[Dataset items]
□ □ □ □ □ □ □
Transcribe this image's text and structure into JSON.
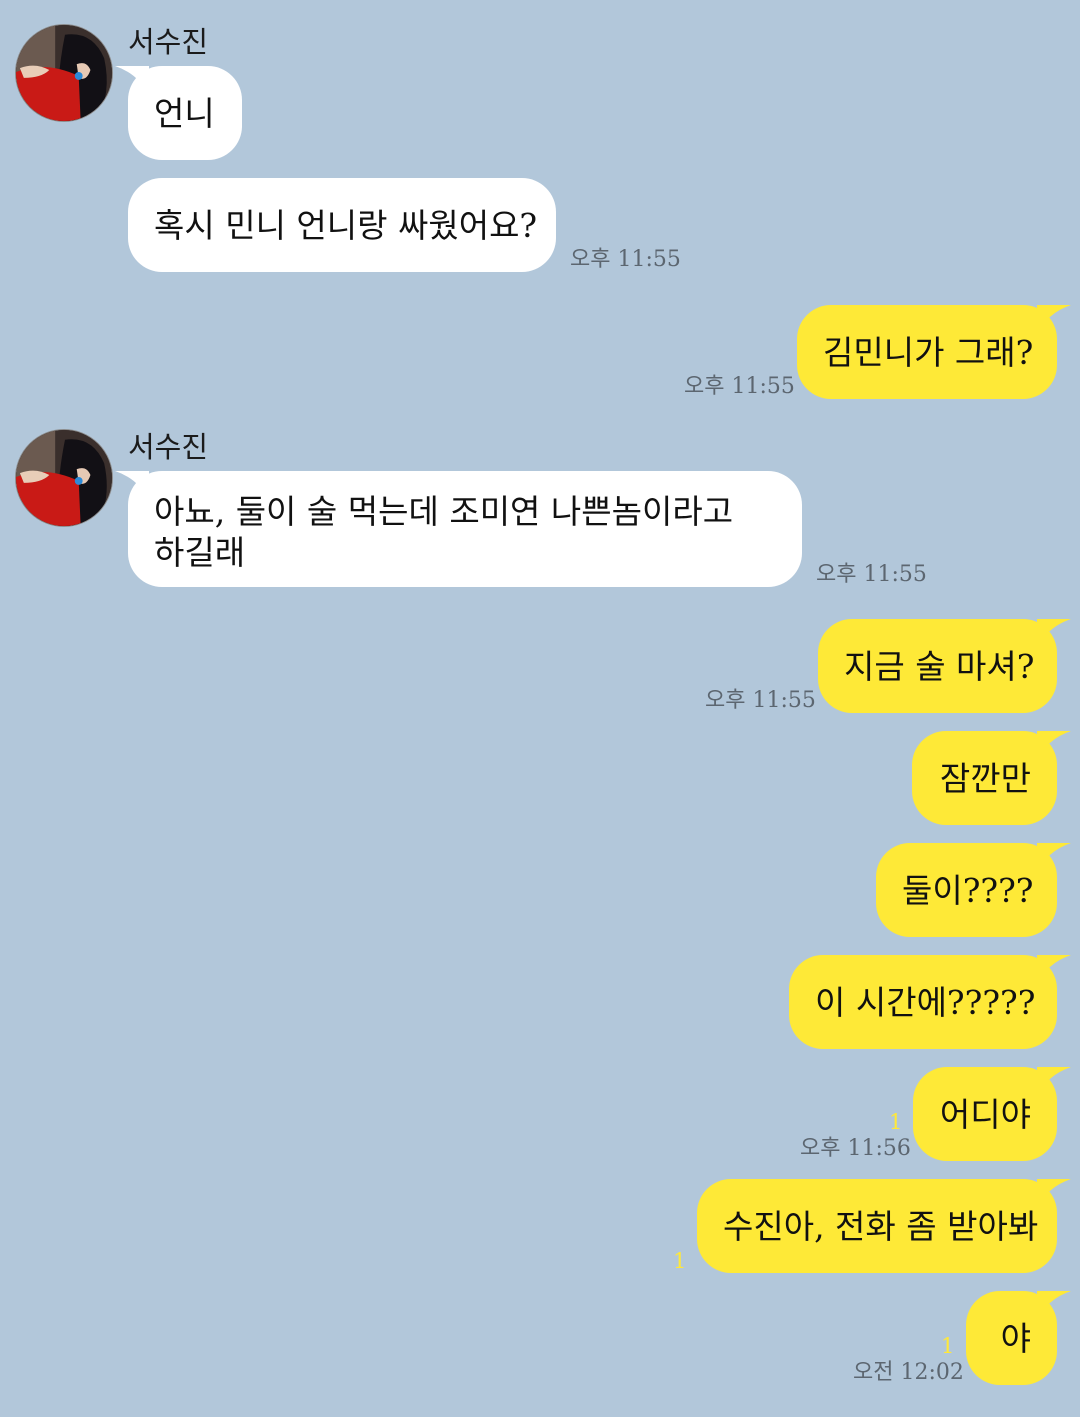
{
  "chat": {
    "partner_name": "서수진",
    "messages": [
      {
        "text": "언니",
        "time": ""
      },
      {
        "text": "혹시 민니 언니랑 싸웠어요?",
        "time": "오후 11:55"
      },
      {
        "text": "김민니가 그래?",
        "time": "오후 11:55"
      },
      {
        "text": "아뇨, 둘이 술 먹는데 조미연 나쁜놈이라고\n하길래",
        "time": "오후 11:55"
      },
      {
        "text": "지금 술 마셔?",
        "time": "오후 11:55"
      },
      {
        "text": "잠깐만",
        "time": ""
      },
      {
        "text": "둘이????",
        "time": ""
      },
      {
        "text": "이 시간에?????",
        "time": ""
      },
      {
        "text": "어디야",
        "time": "오후 11:56",
        "unread": "1"
      },
      {
        "text": "수진아, 전화 좀 받아봐",
        "time": "",
        "unread": "1"
      },
      {
        "text": "야",
        "time": "오전 12:02",
        "unread": "1"
      }
    ]
  },
  "colors": {
    "background": "#b2c7da",
    "incoming_bubble": "#ffffff",
    "outgoing_bubble": "#fee937",
    "unread_count": "#ffe83a",
    "timestamp": "#5c6670"
  },
  "icons": {
    "avatar": "profile-photo"
  }
}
□ □ □ □ □ □ □
> **Required task**
Using the material above, return every line exactly as it appears, minus the pictures.

> **Answer for this exercise**
Transcribe this image's text and structure into JSON.
{
  "chat": {
    "partner_name": "서수진",
    "messages": [
      {
        "text": "언니",
        "time": ""
      },
      {
        "text": "혹시 민니 언니랑 싸웠어요?",
        "time": "오후 11:55"
      },
      {
        "text": "김민니가 그래?",
        "time": "오후 11:55"
      },
      {
        "text": "아뇨, 둘이 술 먹는데 조미연 나쁜놈이라고\n하길래",
        "time": "오후 11:55"
      },
      {
        "text": "지금 술 마셔?",
        "time": "오후 11:55"
      },
      {
        "text": "잠깐만",
        "time": ""
      },
      {
        "text": "둘이????",
        "time": ""
      },
      {
        "text": "이 시간에?????",
        "time": ""
      },
      {
        "text": "어디야",
        "time": "오후 11:56",
        "unread": "1"
      },
      {
        "text": "수진아, 전화 좀 받아봐",
        "time": "",
        "unread": "1"
      },
      {
        "text": "야",
        "time": "오전 12:02",
        "unread": "1"
      }
    ]
  },
  "colors": {
    "background": "#b2c7da",
    "incoming_bubble": "#ffffff",
    "outgoing_bubble": "#fee937",
    "unread_count": "#ffe83a",
    "timestamp": "#5c6670"
  },
  "icons": {
    "avatar": "profile-photo"
  }
}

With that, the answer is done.